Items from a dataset
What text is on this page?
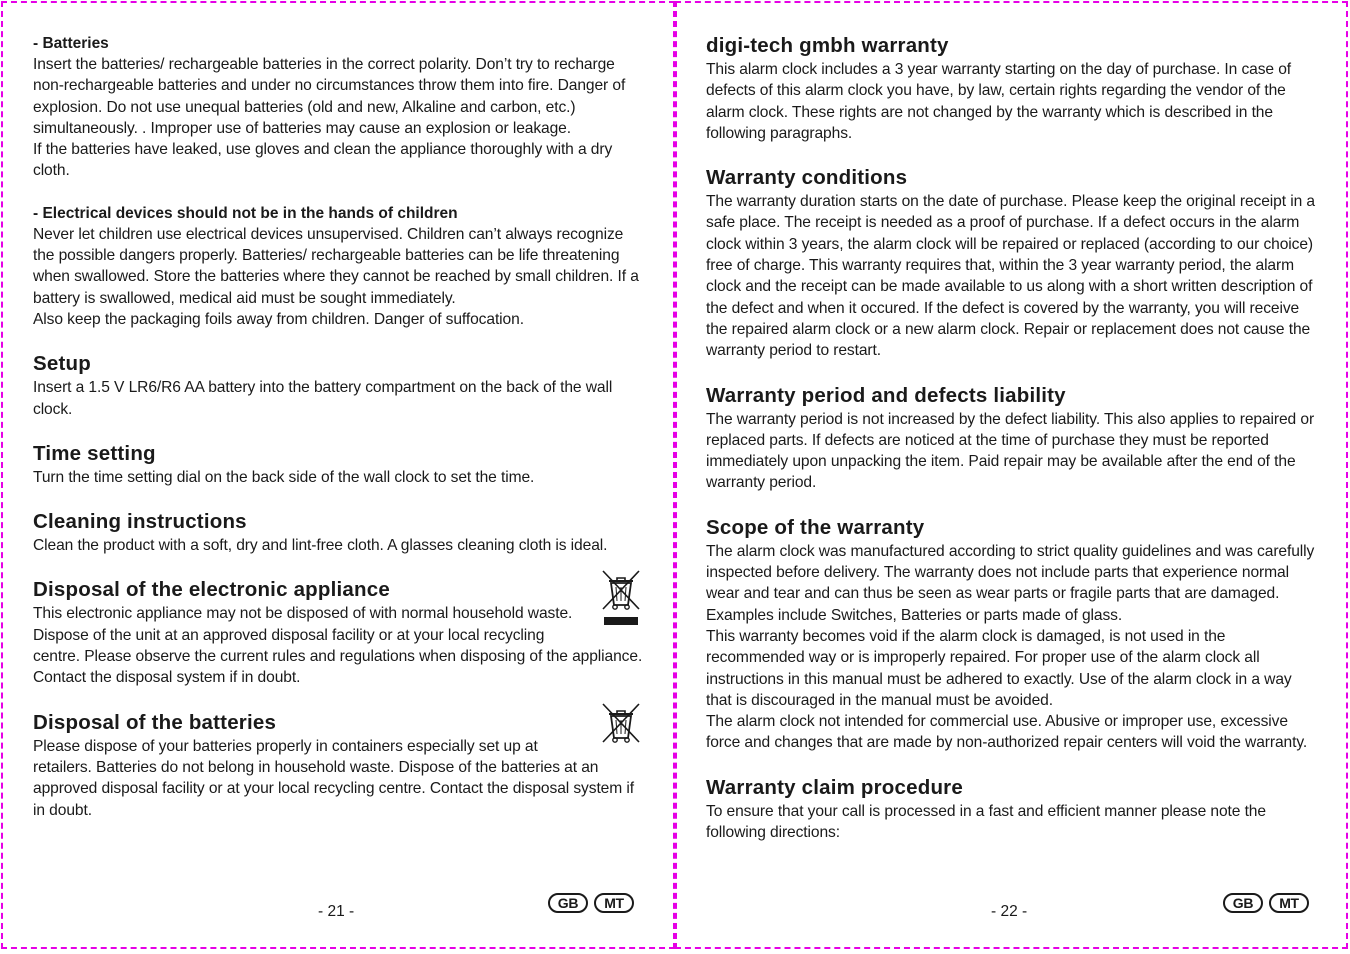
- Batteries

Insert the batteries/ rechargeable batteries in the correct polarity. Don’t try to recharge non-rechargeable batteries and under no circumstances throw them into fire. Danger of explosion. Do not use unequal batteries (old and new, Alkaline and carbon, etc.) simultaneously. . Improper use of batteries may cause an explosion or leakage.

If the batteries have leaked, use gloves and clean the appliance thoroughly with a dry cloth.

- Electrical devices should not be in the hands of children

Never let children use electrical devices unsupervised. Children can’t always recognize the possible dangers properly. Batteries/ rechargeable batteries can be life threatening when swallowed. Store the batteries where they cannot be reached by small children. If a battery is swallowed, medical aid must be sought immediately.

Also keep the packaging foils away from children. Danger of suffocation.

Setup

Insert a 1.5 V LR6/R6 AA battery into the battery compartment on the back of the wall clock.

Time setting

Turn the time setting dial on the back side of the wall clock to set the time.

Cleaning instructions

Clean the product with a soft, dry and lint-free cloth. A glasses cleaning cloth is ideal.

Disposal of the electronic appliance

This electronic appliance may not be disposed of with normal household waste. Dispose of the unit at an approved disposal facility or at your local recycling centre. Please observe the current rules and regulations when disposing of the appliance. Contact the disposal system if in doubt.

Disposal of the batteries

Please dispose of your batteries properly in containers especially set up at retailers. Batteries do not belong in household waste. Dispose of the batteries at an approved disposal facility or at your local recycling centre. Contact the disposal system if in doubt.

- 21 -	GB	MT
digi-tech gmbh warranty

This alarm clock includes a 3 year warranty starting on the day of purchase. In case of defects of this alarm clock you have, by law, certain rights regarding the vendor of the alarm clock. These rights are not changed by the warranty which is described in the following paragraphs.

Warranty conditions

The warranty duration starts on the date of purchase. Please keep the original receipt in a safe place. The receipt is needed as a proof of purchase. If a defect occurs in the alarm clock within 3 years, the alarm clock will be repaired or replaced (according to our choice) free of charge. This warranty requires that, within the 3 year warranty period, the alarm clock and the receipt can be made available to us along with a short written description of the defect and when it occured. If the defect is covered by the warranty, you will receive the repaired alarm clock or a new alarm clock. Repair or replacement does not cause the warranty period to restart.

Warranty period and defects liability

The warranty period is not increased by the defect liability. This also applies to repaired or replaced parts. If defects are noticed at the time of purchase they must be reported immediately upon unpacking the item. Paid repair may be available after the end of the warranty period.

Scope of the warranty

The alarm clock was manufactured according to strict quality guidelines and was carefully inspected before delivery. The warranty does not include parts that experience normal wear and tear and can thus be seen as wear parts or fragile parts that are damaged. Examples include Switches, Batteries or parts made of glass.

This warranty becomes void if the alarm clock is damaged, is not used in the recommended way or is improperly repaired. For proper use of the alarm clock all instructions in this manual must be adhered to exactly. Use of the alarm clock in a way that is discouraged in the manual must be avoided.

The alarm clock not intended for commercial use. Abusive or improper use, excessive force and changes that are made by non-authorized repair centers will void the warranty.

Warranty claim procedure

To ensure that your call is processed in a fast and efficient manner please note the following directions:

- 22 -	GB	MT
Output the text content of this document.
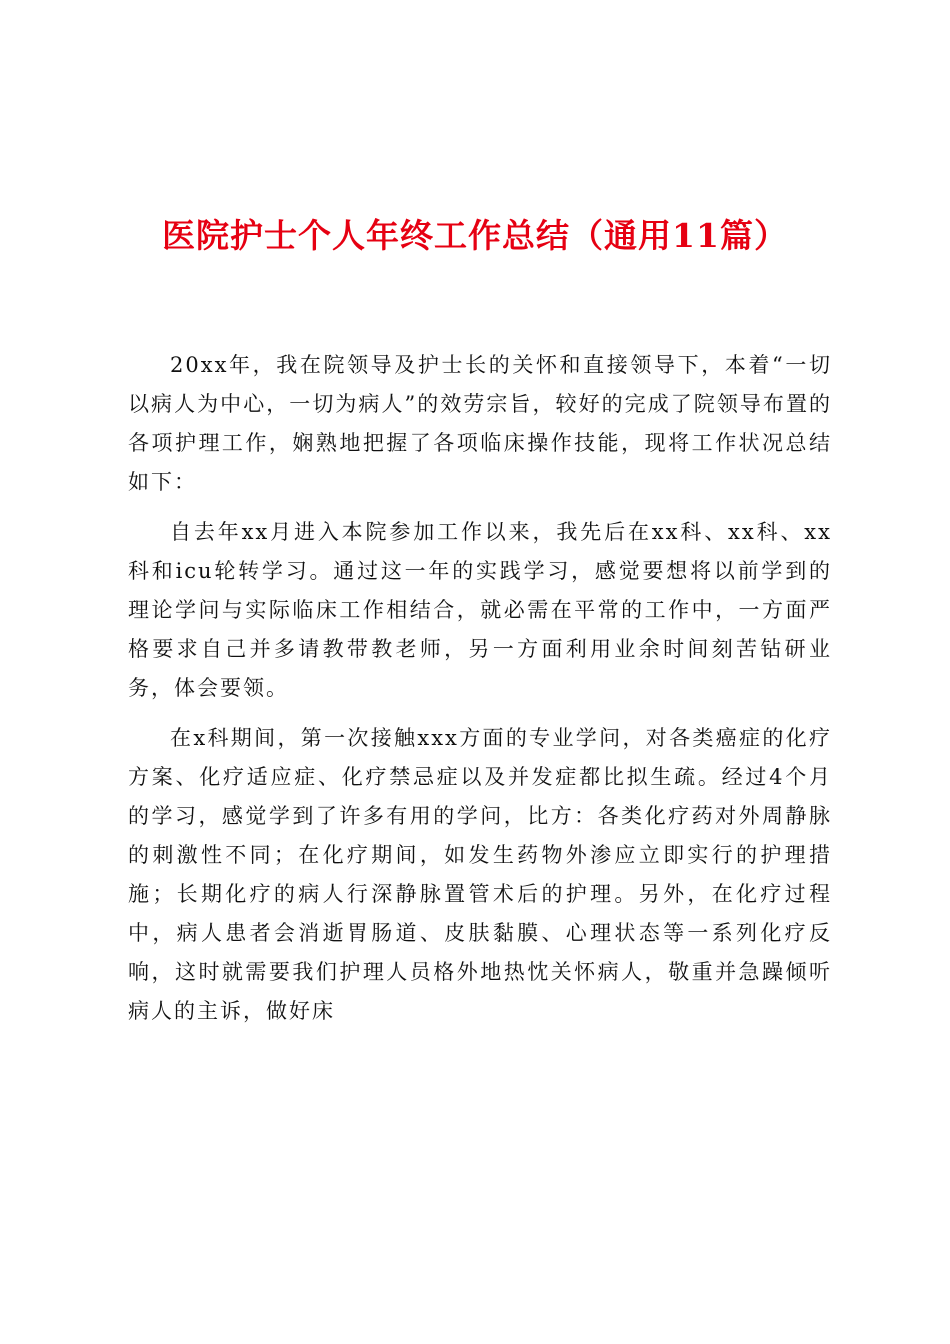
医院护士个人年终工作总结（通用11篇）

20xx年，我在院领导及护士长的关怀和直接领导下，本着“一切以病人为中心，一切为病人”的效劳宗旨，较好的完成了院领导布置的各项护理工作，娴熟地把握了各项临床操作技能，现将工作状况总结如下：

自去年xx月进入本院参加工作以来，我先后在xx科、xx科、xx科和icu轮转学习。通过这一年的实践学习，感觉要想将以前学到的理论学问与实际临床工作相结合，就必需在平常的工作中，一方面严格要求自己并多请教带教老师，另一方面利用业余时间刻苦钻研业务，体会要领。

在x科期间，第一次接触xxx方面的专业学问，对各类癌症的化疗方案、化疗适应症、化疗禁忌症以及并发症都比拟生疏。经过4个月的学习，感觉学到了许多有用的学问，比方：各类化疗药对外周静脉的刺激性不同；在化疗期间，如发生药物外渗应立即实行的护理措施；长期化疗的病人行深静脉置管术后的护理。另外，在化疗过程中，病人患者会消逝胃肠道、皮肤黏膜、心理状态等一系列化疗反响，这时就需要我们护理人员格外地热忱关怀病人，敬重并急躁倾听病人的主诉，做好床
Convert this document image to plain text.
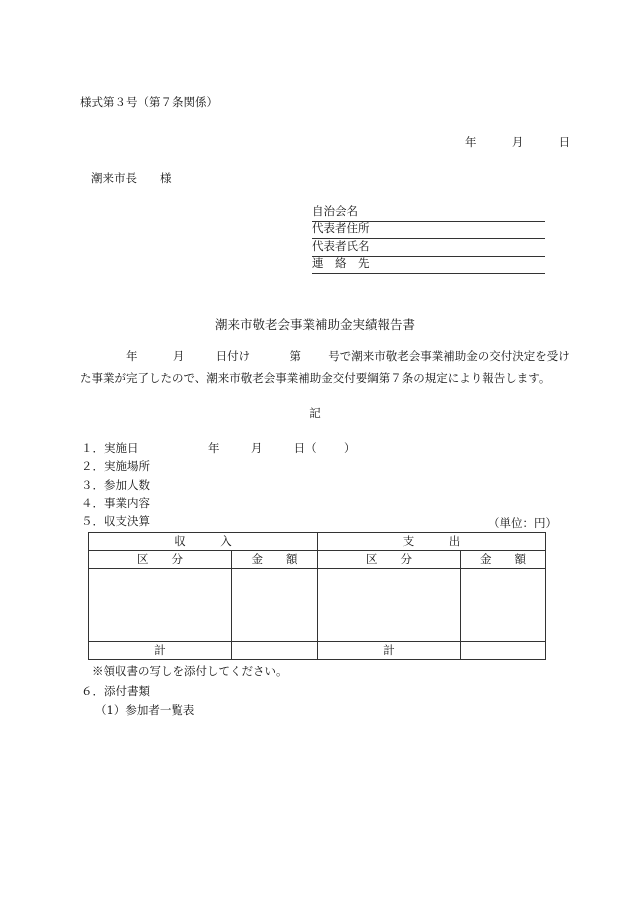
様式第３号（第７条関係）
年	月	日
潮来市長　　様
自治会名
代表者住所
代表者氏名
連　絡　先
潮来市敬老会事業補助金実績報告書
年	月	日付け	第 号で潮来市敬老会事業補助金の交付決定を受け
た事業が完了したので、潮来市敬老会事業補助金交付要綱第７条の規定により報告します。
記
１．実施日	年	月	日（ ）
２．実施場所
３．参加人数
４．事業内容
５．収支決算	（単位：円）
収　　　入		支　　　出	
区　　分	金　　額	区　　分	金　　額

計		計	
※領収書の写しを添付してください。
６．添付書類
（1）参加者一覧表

Description of the task —
Images in the data above are to be skipped. Retype all other material exactly.

Answer to this exercise —
What text is on this page?
- Batteries

Insert the batteries/ rechargeable batteries in the correct polarity. Don’t try to recharge non-rechargeable batteries and under no circumstances throw them into fire. Danger of explosion. Do not use unequal batteries (old and new, Alkaline and carbon, etc.) simultaneously. . Improper use of batteries may cause an explosion or leakage.

If the batteries have leaked, use gloves and clean the appliance thoroughly with a dry cloth.

- Electrical devices should not be in the hands of children

Never let children use electrical devices unsupervised. Children can’t always recognize the possible dangers properly. Batteries/ rechargeable batteries can be life threatening when swallowed. Store the batteries where they cannot be reached by small children. If a battery is swallowed, medical aid must be sought immediately.

Also keep the packaging foils away from children. Danger of suffocation.

Setup

Insert a 1.5 V LR6/R6 AA battery into the battery compartment on the back of the wall clock.

Time setting

Turn the time setting dial on the back side of the wall clock to set the time.

Cleaning instructions

Clean the product with a soft, dry and lint-free cloth. A glasses cleaning cloth is ideal.

Disposal of the electronic appliance

This electronic appliance may not be disposed of with normal household waste. Dispose of the unit at an approved disposal facility or at your local recycling centre. Please observe the current rules and regulations when disposing of the appliance. Contact the disposal system if in doubt.

Disposal of the batteries

Please dispose of your batteries properly in containers especially set up at retailers. Batteries do not belong in household waste. Dispose of the batteries at an approved disposal facility or at your local recycling centre. Contact the disposal system if in doubt.

- 21 -	GB	MT
digi-tech gmbh warranty

This alarm clock includes a 3 year warranty starting on the day of purchase. In case of defects of this alarm clock you have, by law, certain rights regarding the vendor of the alarm clock. These rights are not changed by the warranty which is described in the following paragraphs.

Warranty conditions

The warranty duration starts on the date of purchase. Please keep the original receipt in a safe place. The receipt is needed as a proof of purchase. If a defect occurs in the alarm clock within 3 years, the alarm clock will be repaired or replaced (according to our choice) free of charge. This warranty requires that, within the 3 year warranty period, the alarm clock and the receipt can be made available to us along with a short written description of the defect and when it occured. If the defect is covered by the warranty, you will receive the repaired alarm clock or a new alarm clock. Repair or replacement does not cause the warranty period to restart.

Warranty period and defects liability

The warranty period is not increased by the defect liability. This also applies to repaired or replaced parts. If defects are noticed at the time of purchase they must be reported immediately upon unpacking the item. Paid repair may be available after the end of the warranty period.

Scope of the warranty

The alarm clock was manufactured according to strict quality guidelines and was carefully inspected before delivery. The warranty does not include parts that experience normal wear and tear and can thus be seen as wear parts or fragile parts that are damaged. Examples include Switches, Batteries or parts made of glass.

This warranty becomes void if the alarm clock is damaged, is not used in the recommended way or is improperly repaired. For proper use of the alarm clock all instructions in this manual must be adhered to exactly. Use of the alarm clock in a way that is discouraged in the manual must be avoided.

The alarm clock not intended for commercial use. Abusive or improper use, excessive force and changes that are made by non-authorized repair centers will void the warranty.

Warranty claim procedure

To ensure that your call is processed in a fast and efficient manner please note the following directions:

- 22 -	GB	MT
Output the text content of this document.
医院护士个人年终工作总结（通用11篇）

20xx年，我在院领导及护士长的关怀和直接领导下，本着“一切以病人为中心，一切为病人”的效劳宗旨，较好的完成了院领导布置的各项护理工作，娴熟地把握了各项临床操作技能，现将工作状况总结如下：

自去年xx月进入本院参加工作以来，我先后在xx科、xx科、xx科和icu轮转学习。通过这一年的实践学习，感觉要想将以前学到的理论学问与实际临床工作相结合，就必需在平常的工作中，一方面严格要求自己并多请教带教老师，另一方面利用业余时间刻苦钻研业务，体会要领。

在x科期间，第一次接触xxx方面的专业学问，对各类癌症的化疗方案、化疗适应症、化疗禁忌症以及并发症都比拟生疏。经过4个月的学习，感觉学到了许多有用的学问，比方：各类化疗药对外周静脉的刺激性不同；在化疗期间，如发生药物外渗应立即实行的护理措施；长期化疗的病人行深静脉置管术后的护理。另外，在化疗过程中，病人患者会消逝胃肠道、皮肤黏膜、心理状态等一系列化疗反响，这时就需要我们护理人员格外地热忱关怀病人，敬重并急躁倾听病人的主诉，做好床
Convert this document image to plain text.
様式第３号（第７条関係）
年	月	日
潮来市長　　様
自治会名
代表者住所
代表者氏名
連　絡　先
潮来市敬老会事業補助金実績報告書
年	月	日付け	第 号で潮来市敬老会事業補助金の交付決定を受け
た事業が完了したので、潮来市敬老会事業補助金交付要綱第７条の規定により報告します。
記
１．実施日	年	月	日（ ）
２．実施場所
３．参加人数
４．事業内容
５．収支決算	（単位：円）
収　　　入		支　　　出	
区　　分	金　　額	区　　分	金　　額

計		計	
※領収書の写しを添付してください。
６．添付書類
（1）参加者一覧表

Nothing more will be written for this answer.